> [Problem requirements]: Wherever a line holds the string "simple", copy that line.

* * * *

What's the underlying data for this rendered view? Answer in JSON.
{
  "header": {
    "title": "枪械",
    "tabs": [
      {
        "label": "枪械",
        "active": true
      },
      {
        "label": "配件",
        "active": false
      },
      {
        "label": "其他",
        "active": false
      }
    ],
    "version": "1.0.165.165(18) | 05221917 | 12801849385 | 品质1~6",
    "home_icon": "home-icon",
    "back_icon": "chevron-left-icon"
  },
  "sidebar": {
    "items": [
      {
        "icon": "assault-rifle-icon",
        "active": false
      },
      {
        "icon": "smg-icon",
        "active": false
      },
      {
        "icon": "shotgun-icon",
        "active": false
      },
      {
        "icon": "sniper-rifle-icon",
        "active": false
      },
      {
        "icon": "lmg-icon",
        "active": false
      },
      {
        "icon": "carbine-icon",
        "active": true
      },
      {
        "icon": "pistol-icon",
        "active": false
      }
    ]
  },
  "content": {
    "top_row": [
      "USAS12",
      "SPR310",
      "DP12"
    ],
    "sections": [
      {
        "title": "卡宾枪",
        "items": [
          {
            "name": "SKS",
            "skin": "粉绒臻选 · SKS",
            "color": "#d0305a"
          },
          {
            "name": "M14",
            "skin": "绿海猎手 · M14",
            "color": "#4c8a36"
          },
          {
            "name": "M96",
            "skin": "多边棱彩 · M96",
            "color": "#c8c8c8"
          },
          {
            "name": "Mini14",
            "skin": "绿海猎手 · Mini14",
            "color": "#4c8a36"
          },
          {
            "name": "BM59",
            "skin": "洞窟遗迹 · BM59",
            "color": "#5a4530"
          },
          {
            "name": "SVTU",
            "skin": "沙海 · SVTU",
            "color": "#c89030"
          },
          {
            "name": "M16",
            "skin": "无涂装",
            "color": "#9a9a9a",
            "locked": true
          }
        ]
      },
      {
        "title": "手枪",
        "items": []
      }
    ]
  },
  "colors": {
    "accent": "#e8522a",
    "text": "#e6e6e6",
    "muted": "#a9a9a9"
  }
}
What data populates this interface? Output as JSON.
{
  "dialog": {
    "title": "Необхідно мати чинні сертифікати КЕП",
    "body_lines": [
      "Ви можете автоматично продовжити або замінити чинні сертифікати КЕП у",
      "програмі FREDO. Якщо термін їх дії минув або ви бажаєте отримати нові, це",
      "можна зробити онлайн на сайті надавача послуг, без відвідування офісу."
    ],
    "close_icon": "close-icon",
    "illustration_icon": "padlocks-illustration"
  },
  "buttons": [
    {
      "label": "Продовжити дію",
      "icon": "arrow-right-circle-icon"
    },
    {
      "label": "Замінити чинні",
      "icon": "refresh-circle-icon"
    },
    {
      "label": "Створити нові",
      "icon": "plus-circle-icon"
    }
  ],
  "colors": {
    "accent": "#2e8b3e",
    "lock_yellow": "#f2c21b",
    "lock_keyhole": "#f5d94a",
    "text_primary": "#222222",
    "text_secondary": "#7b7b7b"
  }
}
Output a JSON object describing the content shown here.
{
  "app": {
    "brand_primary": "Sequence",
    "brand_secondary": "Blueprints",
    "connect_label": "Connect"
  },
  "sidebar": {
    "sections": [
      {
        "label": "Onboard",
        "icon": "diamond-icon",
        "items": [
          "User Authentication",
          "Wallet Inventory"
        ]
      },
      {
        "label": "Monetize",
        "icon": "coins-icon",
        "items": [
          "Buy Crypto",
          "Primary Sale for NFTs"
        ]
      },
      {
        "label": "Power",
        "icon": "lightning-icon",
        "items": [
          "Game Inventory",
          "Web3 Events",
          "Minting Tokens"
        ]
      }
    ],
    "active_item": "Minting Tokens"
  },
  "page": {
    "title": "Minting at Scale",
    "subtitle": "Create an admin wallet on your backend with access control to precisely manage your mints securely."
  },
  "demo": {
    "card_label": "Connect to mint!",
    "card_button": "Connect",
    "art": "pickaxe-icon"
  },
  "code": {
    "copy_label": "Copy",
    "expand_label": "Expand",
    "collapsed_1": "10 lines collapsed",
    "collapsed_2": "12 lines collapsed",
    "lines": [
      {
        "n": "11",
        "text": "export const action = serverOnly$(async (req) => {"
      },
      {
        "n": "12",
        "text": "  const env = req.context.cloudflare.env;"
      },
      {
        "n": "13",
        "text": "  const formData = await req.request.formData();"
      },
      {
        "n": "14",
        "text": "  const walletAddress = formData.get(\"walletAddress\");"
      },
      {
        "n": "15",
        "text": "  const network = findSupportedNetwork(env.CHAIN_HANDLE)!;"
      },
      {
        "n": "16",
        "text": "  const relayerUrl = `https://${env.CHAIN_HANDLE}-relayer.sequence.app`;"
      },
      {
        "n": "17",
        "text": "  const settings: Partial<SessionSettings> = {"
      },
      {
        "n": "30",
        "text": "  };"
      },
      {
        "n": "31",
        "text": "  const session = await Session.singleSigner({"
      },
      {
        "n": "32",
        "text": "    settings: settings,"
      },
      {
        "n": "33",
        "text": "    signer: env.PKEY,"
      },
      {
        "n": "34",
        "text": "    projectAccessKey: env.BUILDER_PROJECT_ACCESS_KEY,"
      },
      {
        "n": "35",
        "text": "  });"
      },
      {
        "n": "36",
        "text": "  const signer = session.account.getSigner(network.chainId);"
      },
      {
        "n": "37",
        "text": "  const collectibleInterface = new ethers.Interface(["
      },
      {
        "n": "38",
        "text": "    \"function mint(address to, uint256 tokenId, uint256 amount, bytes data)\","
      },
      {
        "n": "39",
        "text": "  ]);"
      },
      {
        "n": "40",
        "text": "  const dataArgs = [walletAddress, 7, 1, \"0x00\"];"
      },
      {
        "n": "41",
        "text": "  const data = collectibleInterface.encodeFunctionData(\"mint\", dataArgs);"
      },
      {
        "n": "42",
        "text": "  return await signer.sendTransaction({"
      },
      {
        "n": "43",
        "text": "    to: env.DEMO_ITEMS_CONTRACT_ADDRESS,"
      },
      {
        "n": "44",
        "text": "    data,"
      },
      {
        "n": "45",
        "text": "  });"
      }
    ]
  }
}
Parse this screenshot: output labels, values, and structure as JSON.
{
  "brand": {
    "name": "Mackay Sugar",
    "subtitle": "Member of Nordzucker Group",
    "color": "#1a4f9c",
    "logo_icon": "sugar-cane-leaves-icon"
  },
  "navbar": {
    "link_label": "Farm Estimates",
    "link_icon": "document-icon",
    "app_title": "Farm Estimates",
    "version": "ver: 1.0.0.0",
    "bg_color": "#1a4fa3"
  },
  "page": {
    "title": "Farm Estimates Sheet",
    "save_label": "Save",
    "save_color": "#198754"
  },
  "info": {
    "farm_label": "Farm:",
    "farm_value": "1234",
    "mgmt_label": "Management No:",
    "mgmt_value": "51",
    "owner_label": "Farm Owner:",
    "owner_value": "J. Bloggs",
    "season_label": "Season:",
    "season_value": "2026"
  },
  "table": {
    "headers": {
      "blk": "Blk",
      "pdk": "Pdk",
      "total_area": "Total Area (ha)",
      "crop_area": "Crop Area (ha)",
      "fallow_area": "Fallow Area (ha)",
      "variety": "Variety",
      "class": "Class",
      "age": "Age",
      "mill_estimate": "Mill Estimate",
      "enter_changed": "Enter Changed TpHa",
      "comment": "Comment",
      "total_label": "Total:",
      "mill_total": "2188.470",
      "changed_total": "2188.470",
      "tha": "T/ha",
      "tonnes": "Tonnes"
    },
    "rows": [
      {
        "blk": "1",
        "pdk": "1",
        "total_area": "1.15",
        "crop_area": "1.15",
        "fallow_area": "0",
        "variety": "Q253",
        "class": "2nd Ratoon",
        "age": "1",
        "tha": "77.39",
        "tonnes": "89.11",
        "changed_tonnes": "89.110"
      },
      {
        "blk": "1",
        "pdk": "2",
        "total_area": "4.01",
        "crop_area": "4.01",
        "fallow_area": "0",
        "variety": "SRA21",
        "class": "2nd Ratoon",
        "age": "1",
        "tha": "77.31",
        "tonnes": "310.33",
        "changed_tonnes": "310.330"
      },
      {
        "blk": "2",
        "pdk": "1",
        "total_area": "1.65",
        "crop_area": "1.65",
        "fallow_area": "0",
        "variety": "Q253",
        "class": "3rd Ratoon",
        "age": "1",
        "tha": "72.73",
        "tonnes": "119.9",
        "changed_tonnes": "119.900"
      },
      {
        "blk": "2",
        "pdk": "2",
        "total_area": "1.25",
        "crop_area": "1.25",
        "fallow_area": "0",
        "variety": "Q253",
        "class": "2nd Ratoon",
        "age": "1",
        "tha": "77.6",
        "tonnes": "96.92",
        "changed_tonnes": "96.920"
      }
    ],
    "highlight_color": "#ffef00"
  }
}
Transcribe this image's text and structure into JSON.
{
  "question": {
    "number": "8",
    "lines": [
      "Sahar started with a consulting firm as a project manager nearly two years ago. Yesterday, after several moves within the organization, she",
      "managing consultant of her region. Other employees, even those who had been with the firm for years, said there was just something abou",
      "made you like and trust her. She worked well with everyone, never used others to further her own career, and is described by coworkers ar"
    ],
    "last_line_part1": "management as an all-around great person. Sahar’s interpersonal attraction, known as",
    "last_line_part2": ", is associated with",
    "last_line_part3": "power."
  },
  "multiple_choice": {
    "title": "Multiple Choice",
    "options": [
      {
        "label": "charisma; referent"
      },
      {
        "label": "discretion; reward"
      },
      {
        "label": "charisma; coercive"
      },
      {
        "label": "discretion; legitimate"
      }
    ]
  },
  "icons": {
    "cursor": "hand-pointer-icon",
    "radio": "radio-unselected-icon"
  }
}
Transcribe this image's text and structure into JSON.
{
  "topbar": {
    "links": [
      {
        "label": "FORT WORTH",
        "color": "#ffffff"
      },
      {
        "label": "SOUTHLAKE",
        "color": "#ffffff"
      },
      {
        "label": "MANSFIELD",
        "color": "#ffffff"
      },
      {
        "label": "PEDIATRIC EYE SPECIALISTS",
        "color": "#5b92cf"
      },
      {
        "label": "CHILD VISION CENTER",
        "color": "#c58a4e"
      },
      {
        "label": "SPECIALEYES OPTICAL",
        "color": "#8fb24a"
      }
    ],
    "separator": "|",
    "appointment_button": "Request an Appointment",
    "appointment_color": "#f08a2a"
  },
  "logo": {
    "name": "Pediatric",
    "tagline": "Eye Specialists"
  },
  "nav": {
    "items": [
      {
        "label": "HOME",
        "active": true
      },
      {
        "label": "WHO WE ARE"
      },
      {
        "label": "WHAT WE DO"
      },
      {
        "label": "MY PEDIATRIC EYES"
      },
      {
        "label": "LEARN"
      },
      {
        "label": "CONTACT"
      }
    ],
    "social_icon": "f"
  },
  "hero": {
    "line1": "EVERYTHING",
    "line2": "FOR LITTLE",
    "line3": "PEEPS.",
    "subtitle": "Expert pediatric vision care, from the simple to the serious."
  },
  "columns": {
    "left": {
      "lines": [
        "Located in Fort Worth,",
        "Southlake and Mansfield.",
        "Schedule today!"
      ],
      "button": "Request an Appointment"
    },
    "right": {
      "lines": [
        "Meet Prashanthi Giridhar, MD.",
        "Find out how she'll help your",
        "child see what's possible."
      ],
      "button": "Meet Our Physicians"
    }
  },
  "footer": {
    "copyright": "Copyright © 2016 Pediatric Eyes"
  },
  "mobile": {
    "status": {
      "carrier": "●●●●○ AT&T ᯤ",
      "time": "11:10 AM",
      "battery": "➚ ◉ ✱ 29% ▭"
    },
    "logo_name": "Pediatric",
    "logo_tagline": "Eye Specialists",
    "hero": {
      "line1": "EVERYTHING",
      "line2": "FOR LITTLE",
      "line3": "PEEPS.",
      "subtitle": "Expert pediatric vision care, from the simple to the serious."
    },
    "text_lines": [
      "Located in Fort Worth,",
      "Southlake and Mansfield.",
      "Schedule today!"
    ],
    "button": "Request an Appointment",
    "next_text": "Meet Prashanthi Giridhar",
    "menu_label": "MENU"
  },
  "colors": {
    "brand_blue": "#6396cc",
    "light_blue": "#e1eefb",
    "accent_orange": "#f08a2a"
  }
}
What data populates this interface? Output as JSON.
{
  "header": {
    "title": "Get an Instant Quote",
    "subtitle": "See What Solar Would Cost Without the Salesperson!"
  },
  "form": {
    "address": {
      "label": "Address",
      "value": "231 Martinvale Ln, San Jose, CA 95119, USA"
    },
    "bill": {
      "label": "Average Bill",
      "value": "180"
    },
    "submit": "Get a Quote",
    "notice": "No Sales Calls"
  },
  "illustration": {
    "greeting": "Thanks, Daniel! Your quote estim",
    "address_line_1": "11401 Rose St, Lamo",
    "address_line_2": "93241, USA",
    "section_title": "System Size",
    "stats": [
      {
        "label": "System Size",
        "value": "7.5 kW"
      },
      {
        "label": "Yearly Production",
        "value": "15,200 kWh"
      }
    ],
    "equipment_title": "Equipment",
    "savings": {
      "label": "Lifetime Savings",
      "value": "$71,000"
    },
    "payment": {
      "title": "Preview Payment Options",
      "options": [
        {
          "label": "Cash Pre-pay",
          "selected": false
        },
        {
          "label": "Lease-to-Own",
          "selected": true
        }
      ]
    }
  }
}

* * * *

> [Solved exercise]:
    "subtitle": "Expert pediatric vision care, from the simple to the serious."
      "subtitle": "Expert pediatric vision care, from the simple to the serious."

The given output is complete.